** ZIEL DER ÜBUNG **
Schreib den Text über die Eishockeyspieler von „Randy Gilhen, ein“ bis „Stanley Cup holte.“ noch einmal ab und setz dabei überall „Zehen“ statt „Füße“ ein.

** DER TEXT **
######

"Du wolltest spätestens um 18:00 dort sein, damit du noch bis sie um 22:00 die Lichter ausschalten zocken konntest", erinnerte sich Keane, der 1.161 NHL Hauptrundenspiele für die Montreal Canadiens, die Colorado Avalanche, die Dallas Stars, die New York Rangers, die St. Louis Blues und die Vancouver Canucks absolvierte. "Und du hast dich jeden Tag darauf gefreut."
Randy Gilhen, ein Stürmer der 457 NHL-Spiele machte, sagte, dass es eine Qual war, "innen zu spielen".
"Ich kann mich an so viele Male erinnern, an denen meine Füße gefroren waren und mein Vater oder meine Mutter mir die Füße gerieben haben oder ich hoch und runter gesprungen bin um die Zirkulation in Gang zu bringen", sagte Gilhen, der 1991 mit den Pittsburgh Penguins den Stanley Cup holte.

######

** AUSZÜGE **

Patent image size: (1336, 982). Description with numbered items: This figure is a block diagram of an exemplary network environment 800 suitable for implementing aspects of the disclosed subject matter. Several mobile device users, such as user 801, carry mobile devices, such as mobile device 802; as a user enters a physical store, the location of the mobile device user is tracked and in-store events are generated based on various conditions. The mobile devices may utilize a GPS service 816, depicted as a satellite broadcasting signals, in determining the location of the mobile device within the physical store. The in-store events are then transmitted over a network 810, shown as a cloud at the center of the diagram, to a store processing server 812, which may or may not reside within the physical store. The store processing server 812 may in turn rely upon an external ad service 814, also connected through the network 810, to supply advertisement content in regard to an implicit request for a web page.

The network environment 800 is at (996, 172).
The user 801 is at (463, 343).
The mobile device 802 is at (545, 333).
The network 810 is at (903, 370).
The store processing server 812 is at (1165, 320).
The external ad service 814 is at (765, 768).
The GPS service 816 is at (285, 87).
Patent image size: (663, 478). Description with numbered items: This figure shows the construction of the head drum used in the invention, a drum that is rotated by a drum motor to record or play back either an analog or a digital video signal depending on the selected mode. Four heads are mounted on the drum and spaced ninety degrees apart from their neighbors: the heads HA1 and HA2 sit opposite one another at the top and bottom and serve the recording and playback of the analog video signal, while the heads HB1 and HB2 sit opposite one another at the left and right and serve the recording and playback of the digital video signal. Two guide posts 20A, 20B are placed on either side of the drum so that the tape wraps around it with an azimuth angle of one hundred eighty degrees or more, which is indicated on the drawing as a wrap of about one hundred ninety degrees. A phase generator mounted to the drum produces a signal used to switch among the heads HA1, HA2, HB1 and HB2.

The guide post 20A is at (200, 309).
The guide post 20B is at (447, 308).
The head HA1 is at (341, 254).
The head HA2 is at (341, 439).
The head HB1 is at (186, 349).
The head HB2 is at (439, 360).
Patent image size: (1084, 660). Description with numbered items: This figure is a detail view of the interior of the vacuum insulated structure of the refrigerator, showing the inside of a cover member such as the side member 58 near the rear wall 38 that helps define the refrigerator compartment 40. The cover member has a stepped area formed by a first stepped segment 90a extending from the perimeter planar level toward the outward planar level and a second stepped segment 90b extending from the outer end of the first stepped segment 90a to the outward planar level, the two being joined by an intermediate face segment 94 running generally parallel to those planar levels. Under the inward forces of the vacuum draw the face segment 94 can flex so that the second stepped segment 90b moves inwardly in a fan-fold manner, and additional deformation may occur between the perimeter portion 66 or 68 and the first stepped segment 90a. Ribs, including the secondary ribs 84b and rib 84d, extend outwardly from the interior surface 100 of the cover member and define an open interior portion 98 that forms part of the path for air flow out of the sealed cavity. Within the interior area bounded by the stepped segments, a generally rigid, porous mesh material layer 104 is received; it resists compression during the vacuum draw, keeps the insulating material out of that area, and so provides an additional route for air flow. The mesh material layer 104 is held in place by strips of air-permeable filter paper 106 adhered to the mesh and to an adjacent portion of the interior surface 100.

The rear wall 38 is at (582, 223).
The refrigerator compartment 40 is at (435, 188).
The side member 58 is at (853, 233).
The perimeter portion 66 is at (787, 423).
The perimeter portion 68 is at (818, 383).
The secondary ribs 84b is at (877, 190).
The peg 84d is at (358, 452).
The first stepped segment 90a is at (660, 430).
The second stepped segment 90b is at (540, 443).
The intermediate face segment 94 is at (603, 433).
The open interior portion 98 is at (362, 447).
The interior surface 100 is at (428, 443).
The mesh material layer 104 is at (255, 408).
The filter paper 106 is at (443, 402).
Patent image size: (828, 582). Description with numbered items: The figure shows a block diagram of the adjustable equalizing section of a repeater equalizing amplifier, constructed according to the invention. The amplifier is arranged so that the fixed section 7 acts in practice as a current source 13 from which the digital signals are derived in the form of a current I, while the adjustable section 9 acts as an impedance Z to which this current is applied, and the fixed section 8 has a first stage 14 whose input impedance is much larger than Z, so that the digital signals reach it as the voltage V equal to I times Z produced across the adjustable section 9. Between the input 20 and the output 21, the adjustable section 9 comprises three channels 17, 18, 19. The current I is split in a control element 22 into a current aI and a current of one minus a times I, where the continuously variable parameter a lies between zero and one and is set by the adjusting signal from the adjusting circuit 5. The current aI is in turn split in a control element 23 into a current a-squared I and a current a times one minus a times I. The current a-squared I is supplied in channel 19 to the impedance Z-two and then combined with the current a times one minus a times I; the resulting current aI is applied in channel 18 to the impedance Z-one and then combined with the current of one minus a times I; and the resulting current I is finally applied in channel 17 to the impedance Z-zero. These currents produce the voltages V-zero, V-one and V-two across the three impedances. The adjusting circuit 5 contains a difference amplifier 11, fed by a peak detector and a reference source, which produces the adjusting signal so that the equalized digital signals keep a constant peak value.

######

** DIE LÖSUNG **
Randy Gilhen, ein Stürmer der 457 NHL-Spiele machte, sagte, dass es eine Qual war, "innen zu spielen".
"Ich kann mich an so viele Male erinnern, an denen meine Zehen gefroren waren und mein Vater oder meine Mutter mir die Zehen gerieben haben oder ich hoch und runter gesprungen bin um die Zirkulation in Gang zu bringen", sagte Gilhen, der 1991 mit den Pittsburgh Penguins den Stanley Cup holte.